WHAT THE EXERCISE ASKS →
Show every line containing "this" by copying it.

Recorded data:
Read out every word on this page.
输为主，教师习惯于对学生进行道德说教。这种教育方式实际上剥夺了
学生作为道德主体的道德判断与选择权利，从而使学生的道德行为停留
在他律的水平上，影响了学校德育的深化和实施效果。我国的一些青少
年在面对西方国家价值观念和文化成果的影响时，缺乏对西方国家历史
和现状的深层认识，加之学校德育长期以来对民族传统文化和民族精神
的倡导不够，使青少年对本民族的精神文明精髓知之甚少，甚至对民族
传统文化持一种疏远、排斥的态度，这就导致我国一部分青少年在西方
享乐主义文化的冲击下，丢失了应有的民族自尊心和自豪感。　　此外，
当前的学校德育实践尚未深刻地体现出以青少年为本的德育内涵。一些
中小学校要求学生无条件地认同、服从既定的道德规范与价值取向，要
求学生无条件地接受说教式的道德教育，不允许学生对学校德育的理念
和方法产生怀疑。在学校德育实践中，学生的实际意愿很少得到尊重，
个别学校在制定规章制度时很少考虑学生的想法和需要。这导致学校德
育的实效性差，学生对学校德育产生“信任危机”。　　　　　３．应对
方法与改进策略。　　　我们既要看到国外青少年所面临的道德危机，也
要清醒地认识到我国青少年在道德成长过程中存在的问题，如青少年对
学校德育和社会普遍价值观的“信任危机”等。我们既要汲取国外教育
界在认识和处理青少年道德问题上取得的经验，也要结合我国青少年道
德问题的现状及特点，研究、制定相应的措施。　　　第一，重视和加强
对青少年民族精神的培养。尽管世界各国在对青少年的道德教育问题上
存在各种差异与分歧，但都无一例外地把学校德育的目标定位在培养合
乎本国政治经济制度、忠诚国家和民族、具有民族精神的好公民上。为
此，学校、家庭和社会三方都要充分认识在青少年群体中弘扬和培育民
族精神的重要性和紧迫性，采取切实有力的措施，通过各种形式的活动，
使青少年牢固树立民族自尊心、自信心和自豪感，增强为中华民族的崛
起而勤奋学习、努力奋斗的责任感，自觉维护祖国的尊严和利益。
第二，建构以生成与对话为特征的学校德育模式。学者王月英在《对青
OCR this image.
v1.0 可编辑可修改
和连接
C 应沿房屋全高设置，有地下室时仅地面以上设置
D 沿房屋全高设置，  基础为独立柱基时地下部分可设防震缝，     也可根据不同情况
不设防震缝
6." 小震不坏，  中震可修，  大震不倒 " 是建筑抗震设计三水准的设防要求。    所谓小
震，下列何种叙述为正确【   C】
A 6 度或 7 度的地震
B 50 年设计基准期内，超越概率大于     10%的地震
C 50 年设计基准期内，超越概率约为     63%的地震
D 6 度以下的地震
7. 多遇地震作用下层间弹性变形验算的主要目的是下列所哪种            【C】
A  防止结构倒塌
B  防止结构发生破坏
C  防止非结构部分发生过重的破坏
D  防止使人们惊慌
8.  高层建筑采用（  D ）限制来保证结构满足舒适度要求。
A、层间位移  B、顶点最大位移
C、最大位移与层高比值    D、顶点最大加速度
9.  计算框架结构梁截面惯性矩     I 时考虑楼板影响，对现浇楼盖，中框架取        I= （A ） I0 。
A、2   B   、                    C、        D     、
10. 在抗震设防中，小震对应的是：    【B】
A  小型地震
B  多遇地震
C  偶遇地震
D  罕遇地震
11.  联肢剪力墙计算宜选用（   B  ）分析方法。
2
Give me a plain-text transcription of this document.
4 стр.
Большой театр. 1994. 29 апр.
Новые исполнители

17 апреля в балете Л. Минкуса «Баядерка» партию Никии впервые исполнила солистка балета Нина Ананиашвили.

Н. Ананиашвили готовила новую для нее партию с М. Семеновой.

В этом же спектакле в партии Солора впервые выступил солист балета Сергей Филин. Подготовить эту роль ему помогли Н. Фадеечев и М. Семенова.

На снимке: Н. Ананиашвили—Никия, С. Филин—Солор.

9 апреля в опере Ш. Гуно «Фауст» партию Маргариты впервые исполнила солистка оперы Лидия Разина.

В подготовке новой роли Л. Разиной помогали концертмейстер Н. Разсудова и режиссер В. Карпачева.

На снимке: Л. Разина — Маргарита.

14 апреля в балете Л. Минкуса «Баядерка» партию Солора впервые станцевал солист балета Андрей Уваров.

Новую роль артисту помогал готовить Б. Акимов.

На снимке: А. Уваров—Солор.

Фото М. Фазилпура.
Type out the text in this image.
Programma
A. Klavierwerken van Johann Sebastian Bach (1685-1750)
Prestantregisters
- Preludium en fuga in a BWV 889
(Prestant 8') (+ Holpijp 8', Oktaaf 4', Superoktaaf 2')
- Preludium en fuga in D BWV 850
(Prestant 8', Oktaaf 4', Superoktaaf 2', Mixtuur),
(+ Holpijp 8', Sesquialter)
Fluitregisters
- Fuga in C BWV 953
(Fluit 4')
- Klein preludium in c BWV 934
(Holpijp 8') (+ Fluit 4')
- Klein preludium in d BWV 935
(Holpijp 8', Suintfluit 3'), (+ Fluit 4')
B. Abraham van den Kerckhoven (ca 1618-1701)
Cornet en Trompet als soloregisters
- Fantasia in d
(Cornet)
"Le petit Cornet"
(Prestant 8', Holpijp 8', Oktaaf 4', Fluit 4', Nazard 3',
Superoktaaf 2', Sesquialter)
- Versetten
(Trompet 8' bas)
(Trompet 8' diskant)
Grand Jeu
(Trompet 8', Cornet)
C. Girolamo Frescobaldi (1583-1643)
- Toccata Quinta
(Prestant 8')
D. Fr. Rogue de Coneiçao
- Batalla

OUTPUT OF THE EXERCISE →
Read out every word on this page.
OCR this image.
Give me a plain-text transcription of this document.
Type out the text in this image.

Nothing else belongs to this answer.